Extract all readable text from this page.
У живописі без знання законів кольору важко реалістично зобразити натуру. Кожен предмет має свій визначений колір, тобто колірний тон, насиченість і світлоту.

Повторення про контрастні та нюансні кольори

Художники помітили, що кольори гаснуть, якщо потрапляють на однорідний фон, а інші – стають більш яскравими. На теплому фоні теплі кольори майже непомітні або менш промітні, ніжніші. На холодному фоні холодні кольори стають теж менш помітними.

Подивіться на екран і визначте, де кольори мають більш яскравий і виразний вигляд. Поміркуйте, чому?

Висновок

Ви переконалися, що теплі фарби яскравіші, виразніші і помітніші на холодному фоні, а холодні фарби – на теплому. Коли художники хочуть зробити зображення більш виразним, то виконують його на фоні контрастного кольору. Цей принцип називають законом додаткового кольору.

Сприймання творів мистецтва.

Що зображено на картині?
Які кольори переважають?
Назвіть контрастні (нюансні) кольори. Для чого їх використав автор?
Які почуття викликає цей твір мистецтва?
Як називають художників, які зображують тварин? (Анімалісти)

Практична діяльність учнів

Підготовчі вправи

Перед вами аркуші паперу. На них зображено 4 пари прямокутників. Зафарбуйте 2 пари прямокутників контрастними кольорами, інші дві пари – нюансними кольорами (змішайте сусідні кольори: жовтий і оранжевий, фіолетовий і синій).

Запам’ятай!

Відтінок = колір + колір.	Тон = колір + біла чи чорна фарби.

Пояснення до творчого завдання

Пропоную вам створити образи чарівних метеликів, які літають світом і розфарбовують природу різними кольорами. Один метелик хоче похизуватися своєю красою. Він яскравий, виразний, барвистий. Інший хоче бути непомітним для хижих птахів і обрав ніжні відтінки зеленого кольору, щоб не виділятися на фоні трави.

* Your goal:
Pick out every line with the string "нюансні" and copy it.

* The response:
Повторення про контрастні та нюансні кольори
Назвіть контрастні (нюансні) кольори. Для чого їх використав автор?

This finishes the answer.